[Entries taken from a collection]
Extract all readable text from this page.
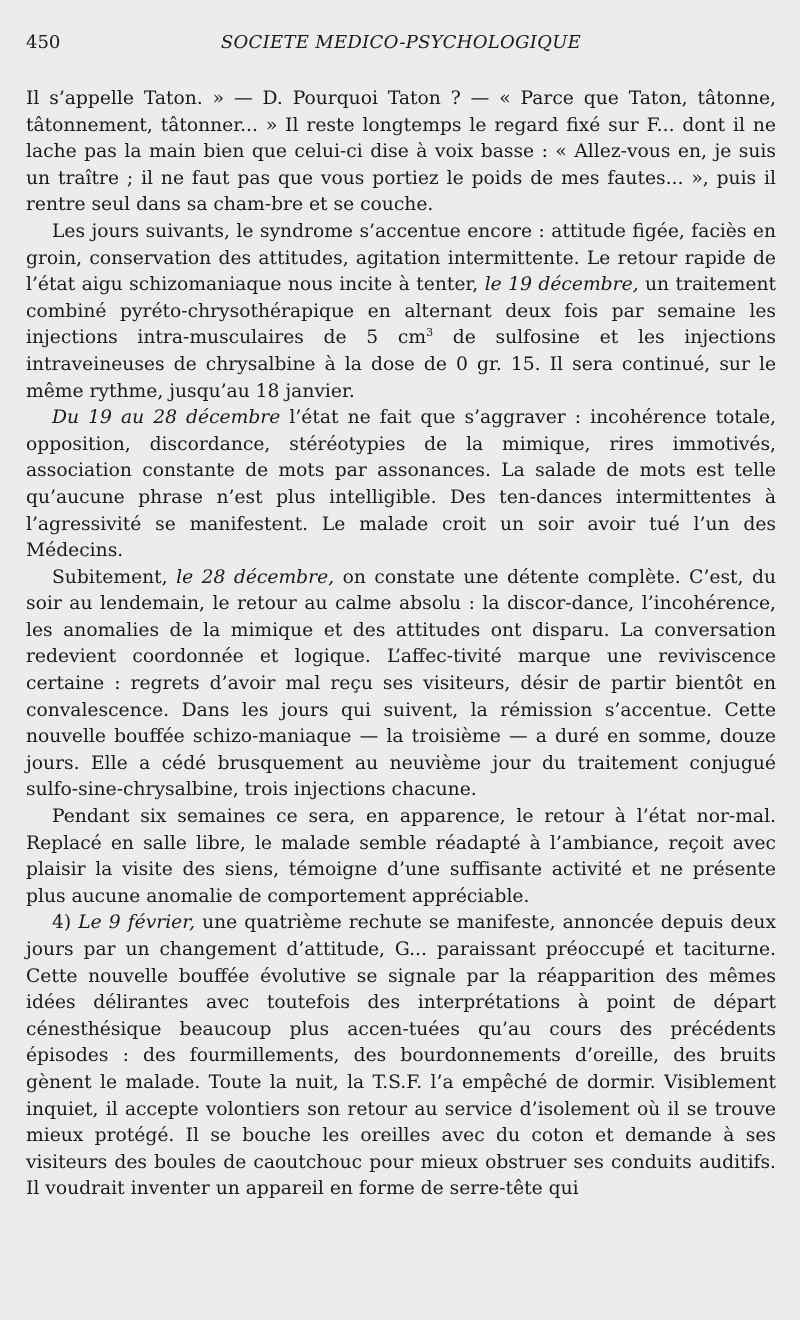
450	SOCIETE MEDICO-PSYCHOLOGIQUE

Il s’appelle Taton. » — D. Pourquoi Taton ? — « Parce que Taton, tâtonne, tâtonnement, tâtonner... » Il reste longtemps le regard fixé sur F... dont il ne lache pas la main bien que celui-ci dise à voix basse : « Allez-vous en, je suis un traître ; il ne faut pas que vous portiez le poids de mes fautes... », puis il rentre seul dans sa cham-bre et se couche.

Les jours suivants, le syndrome s’accentue encore : attitude figée, faciès en groin, conservation des attitudes, agitation intermittente. Le retour rapide de l’état aigu schizomaniaque nous incite à tenter, le 19 décembre, un traitement combiné pyréto-chrysothérapique en alternant deux fois par semaine les injections intra-musculaires de 5 $cm^3$ de sulfosine et les injections intraveineuses de chrysalbine à la dose de 0 gr. 15. Il sera continué, sur le même rythme, jusqu’au 18 janvier.

Du 19 au 28 décembre l’état ne fait que s’aggraver : incohérence totale, opposition, discordance, stéréotypies de la mimique, rires immotivés, association constante de mots par assonances. La salade de mots est telle qu’aucune phrase n’est plus intelligible. Des ten-dances intermittentes à l’agressivité se manifestent. Le malade croit un soir avoir tué l’un des Médecins.

Subitement, le 28 décembre, on constate une détente complète. C’est, du soir au lendemain, le retour au calme absolu : la discor-dance, l’incohérence, les anomalies de la mimique et des attitudes ont disparu. La conversation redevient coordonnée et logique. L’affec-tivité marque une reviviscence certaine : regrets d’avoir mal reçu ses visiteurs, désir de partir bientôt en convalescence. Dans les jours qui suivent, la rémission s’accentue. Cette nouvelle bouffée schizo-maniaque — la troisième — a duré en somme, douze jours. Elle a cédé brusquement au neuvième jour du traitement conjugué sulfo-sine-chrysalbine, trois injections chacune.

Pendant six semaines ce sera, en apparence, le retour à l’état nor-mal. Replacé en salle libre, le malade semble réadapté à l’ambiance, reçoit avec plaisir la visite des siens, témoigne d’une suffisante activité et ne présente plus aucune anomalie de comportement appréciable.

4) Le 9 février, une quatrième rechute se manifeste, annoncée depuis deux jours par un changement d’attitude, G... paraissant préoccupé et taciturne. Cette nouvelle bouffée évolutive se signale par la réapparition des mêmes idées délirantes avec toutefois des interprétations à point de départ cénesthésique beaucoup plus accen-tuées qu’au cours des précédents épisodes : des fourmillements, des bourdonnements d’oreille, des bruits gènent le malade. Toute la nuit, la T.S.F. l’a empêché de dormir. Visiblement inquiet, il accepte volontiers son retour au service d’isolement où il se trouve mieux protégé. Il se bouche les oreilles avec du coton et demande à ses visiteurs des boules de caoutchouc pour mieux obstruer ses conduits auditifs. Il voudrait inventer un appareil en forme de serre-tête qui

**Exercise prompt:** Find all lines where the word "incohérence" appears. Copy them.

**Exercise output:**
Du 19 au 28 décembre l’état ne fait que s’aggraver : incohérence totale, opposition, discordance, stéréotypies de la mimique, rires immotivés, association constante de mots par assonances. La salade de mots est telle qu’aucune phrase n’est plus intelligible. Des ten-dances intermittentes à l’agressivité se manifestent. Le malade croit un soir avoir tué l’un des Médecins.
Subitement, le 28 décembre, on constate une détente complète. C’est, du soir au lendemain, le retour au calme absolu : la discor-dance, l’incohérence, les anomalies de la mimique et des attitudes ont disparu. La conversation redevient coordonnée et logique. L’affec-tivité marque une reviviscence certaine : regrets d’avoir mal reçu ses visiteurs, désir de partir bientôt en convalescence. Dans les jours qui suivent, la rémission s’accentue. Cette nouvelle bouffée schizo-maniaque — la troisième — a duré en somme, douze jours. Elle a cédé brusquement au neuvième jour du traitement conjugué sulfo-sine-chrysalbine, trois injections chacune.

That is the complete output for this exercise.